=== Material to process ===

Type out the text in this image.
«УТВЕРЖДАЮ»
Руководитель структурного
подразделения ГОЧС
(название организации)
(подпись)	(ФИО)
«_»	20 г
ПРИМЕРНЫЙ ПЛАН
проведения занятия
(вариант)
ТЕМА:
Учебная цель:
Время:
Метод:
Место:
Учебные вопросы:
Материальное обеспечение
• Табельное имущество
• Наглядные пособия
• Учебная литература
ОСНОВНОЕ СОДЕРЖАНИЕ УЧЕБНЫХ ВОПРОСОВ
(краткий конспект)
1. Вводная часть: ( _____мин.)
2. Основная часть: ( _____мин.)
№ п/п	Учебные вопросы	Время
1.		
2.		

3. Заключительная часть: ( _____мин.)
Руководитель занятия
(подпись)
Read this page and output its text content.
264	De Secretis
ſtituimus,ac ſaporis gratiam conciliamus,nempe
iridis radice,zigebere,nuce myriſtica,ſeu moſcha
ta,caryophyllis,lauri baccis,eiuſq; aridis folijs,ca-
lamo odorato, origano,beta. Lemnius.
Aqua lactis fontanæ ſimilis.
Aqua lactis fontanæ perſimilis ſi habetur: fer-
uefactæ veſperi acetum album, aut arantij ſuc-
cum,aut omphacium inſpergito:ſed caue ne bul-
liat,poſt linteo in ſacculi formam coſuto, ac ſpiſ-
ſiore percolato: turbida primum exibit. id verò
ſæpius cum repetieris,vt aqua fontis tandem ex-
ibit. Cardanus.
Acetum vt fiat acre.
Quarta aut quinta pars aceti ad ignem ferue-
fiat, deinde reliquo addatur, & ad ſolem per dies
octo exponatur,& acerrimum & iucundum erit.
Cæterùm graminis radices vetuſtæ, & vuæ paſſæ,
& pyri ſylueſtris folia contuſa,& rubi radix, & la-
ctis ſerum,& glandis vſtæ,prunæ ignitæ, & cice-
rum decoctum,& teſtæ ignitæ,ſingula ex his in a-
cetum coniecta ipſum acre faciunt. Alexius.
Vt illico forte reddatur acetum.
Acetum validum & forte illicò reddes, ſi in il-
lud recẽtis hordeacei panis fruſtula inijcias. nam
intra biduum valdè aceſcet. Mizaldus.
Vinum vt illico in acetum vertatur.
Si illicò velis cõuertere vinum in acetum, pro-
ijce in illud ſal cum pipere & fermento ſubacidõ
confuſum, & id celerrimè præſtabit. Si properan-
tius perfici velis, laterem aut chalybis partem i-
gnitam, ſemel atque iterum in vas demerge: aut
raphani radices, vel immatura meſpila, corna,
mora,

===

* Required task *
Select every line of the records holding the string "Учебные".

* Answer to the exercise *
Учебные вопросы:
№ п/п	Учебные вопросы	Время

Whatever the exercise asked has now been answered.